DATA SUPPLIED:
┏━━

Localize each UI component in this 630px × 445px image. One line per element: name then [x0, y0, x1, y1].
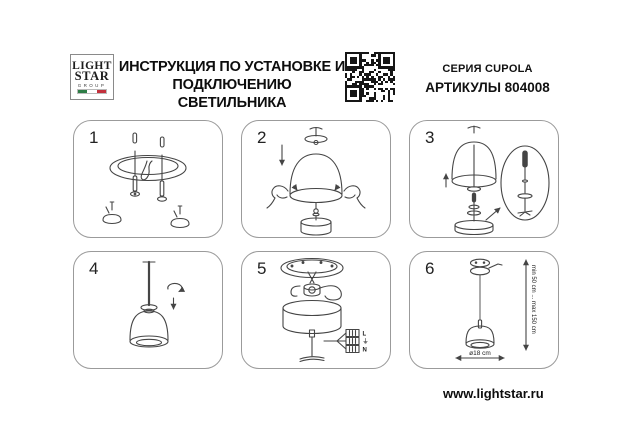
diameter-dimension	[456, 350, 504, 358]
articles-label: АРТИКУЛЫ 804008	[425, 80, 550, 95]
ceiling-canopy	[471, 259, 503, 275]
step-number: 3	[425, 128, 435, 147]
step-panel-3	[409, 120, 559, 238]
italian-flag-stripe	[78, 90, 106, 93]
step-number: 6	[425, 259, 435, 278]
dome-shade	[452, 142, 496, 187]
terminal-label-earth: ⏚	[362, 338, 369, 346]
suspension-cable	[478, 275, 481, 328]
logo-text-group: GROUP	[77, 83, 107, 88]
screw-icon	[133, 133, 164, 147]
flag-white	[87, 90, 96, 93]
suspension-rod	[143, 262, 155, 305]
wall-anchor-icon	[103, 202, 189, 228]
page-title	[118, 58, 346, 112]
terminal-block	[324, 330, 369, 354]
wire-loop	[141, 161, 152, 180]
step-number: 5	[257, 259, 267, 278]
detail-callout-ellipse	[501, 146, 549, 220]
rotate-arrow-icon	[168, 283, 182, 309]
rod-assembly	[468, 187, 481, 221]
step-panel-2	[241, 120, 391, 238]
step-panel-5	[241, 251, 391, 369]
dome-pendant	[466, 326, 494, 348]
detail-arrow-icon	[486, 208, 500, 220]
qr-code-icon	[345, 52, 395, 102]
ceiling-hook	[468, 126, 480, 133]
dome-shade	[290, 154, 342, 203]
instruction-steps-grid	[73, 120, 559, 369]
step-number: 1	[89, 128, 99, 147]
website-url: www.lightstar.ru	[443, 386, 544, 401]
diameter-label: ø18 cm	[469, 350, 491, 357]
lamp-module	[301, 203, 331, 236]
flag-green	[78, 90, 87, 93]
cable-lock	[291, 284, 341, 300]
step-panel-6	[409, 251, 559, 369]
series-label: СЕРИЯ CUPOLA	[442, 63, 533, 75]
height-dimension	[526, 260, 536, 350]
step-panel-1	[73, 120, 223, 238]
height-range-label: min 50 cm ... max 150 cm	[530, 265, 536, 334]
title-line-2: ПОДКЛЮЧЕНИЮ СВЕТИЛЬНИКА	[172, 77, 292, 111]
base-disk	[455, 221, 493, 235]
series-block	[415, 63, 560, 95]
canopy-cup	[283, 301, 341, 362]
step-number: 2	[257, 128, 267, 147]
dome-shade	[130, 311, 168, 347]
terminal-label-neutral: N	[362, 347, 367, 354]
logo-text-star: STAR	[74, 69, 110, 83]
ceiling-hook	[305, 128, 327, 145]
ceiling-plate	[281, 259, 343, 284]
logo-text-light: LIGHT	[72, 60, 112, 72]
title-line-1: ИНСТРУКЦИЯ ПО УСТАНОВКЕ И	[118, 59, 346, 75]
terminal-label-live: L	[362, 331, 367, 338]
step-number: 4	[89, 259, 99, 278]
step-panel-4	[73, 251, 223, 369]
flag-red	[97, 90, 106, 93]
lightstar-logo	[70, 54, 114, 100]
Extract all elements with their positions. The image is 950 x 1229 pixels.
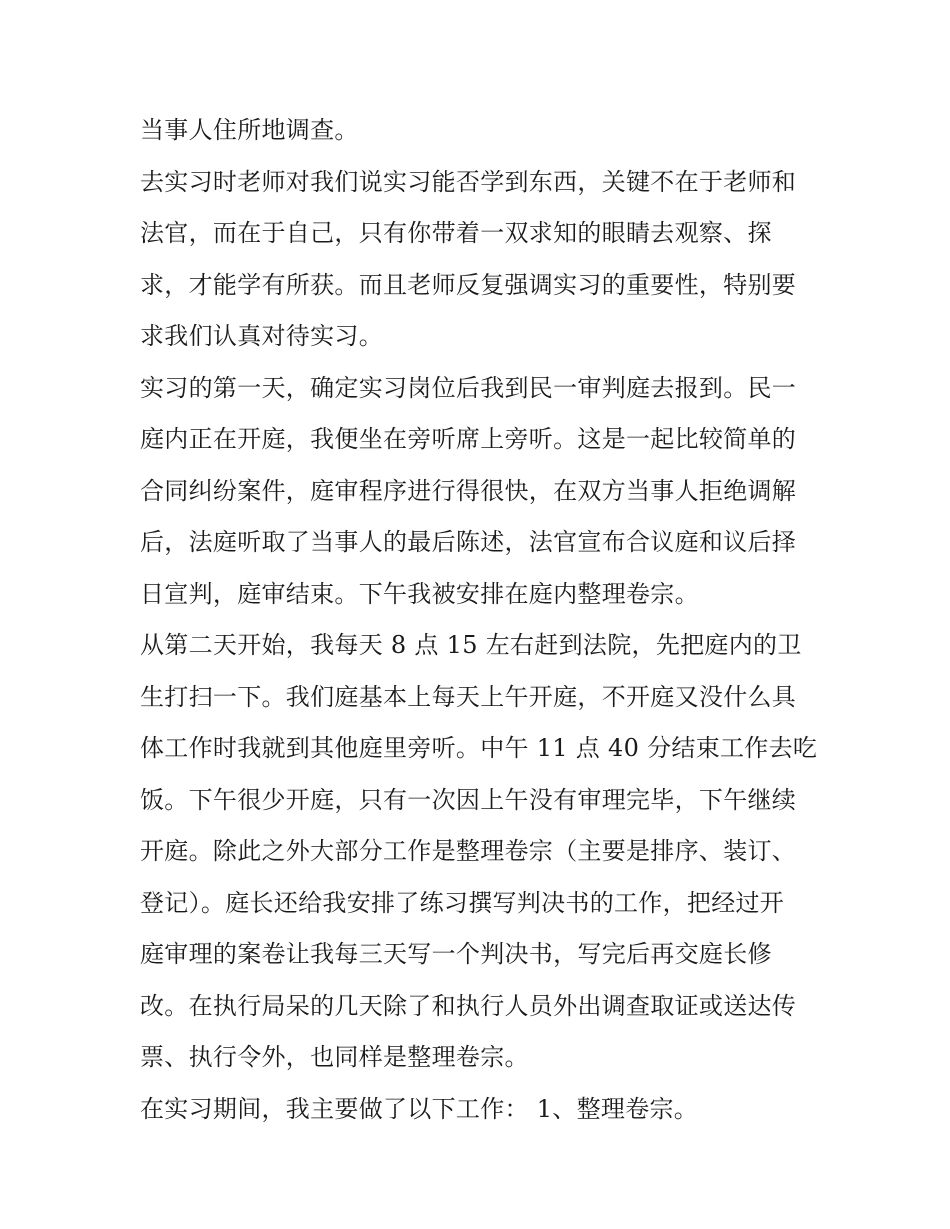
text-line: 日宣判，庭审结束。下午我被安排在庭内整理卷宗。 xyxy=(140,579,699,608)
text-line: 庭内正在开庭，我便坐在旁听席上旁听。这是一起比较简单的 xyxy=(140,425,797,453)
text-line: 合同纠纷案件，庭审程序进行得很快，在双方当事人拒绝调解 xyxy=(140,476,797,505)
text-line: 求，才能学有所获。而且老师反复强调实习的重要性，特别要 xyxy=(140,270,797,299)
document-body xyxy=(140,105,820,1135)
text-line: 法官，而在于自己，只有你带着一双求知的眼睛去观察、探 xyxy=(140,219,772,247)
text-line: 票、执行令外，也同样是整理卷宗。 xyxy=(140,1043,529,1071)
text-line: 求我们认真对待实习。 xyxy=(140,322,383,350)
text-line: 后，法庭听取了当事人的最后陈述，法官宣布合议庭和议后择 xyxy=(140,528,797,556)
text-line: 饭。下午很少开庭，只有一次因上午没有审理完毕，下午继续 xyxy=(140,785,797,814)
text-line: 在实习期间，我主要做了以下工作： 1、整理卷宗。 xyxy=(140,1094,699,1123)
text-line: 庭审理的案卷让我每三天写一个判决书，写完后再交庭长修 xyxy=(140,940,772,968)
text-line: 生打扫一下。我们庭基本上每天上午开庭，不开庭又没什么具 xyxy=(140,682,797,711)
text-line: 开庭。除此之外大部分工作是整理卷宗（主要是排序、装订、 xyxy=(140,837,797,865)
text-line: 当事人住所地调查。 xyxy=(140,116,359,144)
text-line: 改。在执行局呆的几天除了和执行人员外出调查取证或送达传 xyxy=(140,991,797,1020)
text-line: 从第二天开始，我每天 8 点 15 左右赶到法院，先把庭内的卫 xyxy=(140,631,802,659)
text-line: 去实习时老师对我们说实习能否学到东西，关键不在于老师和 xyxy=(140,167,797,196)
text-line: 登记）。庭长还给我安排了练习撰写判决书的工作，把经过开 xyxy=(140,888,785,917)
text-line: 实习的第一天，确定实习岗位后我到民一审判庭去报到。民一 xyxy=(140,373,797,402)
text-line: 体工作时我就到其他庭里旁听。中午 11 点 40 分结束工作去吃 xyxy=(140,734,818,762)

┗━━
┏━━

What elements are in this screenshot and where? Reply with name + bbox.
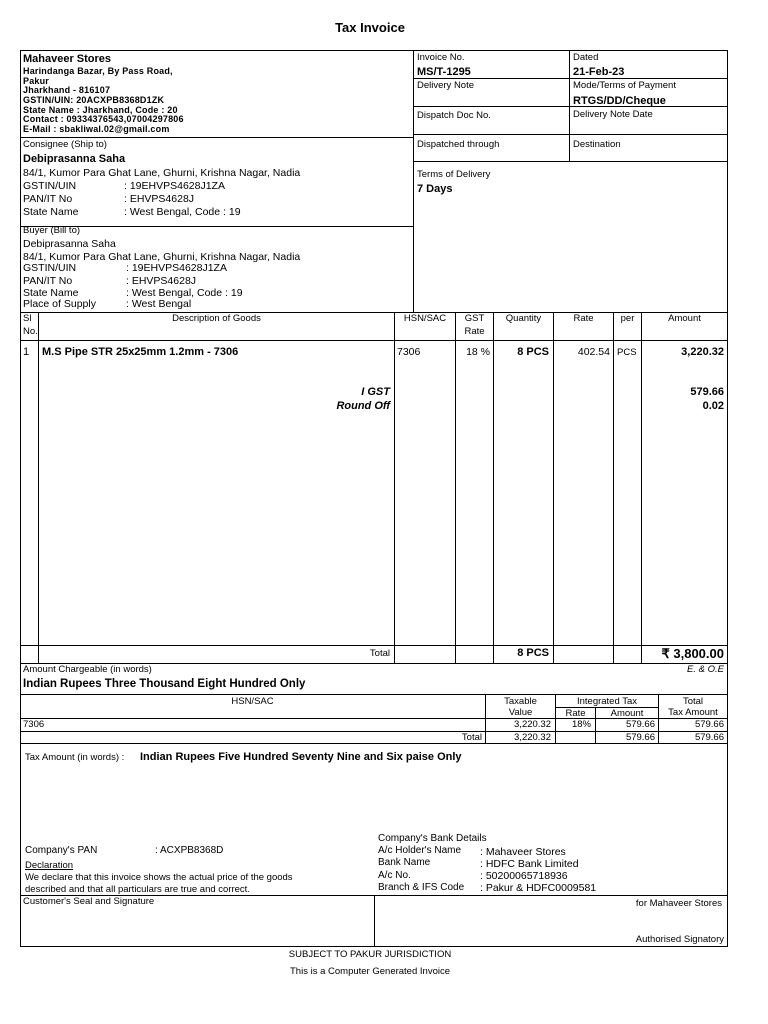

┗━━
┏━━

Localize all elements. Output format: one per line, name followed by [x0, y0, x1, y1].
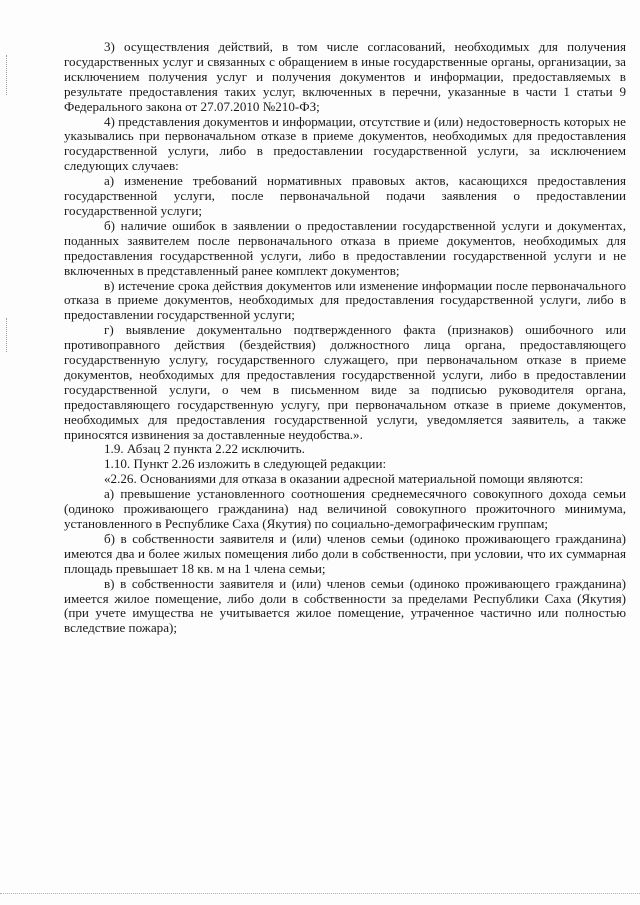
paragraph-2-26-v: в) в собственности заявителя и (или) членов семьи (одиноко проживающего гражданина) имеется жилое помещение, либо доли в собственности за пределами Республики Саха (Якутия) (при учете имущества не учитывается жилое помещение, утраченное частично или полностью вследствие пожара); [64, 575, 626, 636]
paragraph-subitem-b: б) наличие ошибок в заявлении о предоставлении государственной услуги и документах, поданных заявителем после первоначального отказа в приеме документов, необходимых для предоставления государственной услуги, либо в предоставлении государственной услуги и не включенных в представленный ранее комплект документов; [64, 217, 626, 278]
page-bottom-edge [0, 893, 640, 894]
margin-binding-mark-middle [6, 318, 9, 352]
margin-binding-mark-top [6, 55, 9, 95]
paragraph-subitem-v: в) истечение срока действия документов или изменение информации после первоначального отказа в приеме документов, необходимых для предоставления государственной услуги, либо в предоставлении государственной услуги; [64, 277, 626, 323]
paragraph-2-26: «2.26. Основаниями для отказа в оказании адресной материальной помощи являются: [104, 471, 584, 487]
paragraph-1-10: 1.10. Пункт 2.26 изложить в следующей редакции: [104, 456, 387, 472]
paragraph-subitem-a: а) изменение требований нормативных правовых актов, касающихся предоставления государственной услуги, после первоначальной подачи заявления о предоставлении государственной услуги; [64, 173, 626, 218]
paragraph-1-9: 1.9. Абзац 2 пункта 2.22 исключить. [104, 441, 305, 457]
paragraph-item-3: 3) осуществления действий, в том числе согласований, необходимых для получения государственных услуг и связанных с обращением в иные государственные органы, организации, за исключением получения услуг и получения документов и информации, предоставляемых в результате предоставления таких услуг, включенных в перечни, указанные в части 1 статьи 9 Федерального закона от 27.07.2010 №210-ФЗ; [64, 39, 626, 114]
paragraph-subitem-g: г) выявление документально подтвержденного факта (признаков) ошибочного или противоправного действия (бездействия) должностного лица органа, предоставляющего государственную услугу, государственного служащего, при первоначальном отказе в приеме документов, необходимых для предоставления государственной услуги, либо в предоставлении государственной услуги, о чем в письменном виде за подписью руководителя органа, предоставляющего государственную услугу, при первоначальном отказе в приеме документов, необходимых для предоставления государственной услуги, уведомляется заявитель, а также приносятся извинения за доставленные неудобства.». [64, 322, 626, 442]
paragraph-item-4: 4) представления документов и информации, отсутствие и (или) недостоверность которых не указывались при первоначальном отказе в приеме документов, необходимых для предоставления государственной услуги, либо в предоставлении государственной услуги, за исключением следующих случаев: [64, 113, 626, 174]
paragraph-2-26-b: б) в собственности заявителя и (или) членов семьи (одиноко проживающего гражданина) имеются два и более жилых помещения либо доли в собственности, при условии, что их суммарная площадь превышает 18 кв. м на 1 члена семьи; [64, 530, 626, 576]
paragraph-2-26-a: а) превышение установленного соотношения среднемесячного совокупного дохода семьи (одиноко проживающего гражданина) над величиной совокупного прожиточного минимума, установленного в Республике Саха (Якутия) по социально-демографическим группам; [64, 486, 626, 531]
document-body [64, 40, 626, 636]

┗━━

WHAT YOU WILL DO: Convert the lines from the one containing "Localize all elements." through the one containing "margin-binding-mark-top [6, 55, 9, 95]", both included, into a Markdown table with the columns Index and Content, skipping blank lines and leaving out the pictures.

COMPLETE ANSWER:
| Index | Content |
|---|---|
| 1 | Localize all elements. Output format: one per line, name followed by [x0, y0, x1, y1]. |
| 2 | paragraph-2-26-v: в) в собственности заявителя и (или) членов семьи (одиноко проживающего гражданина) имеется жилое помещение, либо доли в собственности за пределами Республики Саха (Якутия) (при учете имущества не учитывается жилое помещение, утраченное частично или полностью вследствие пожара); [64, 575, 626, 636] |
| 3 | paragraph-subitem-b: б) наличие ошибок в заявлении о предоставлении государственной услуги и документах, поданных заявителем после первоначального отказа в приеме документов, необходимых для предоставления государственной услуги, либо в предоставлении государственной услуги и не включенных в представленный ранее комплект документов; [64, 217, 626, 278] |
| 4 | page-bottom-edge [0, 893, 640, 894] |
| 5 | margin-binding-mark-middle [6, 318, 9, 352] |
| 6 | margin-binding-mark-top [6, 55, 9, 95] |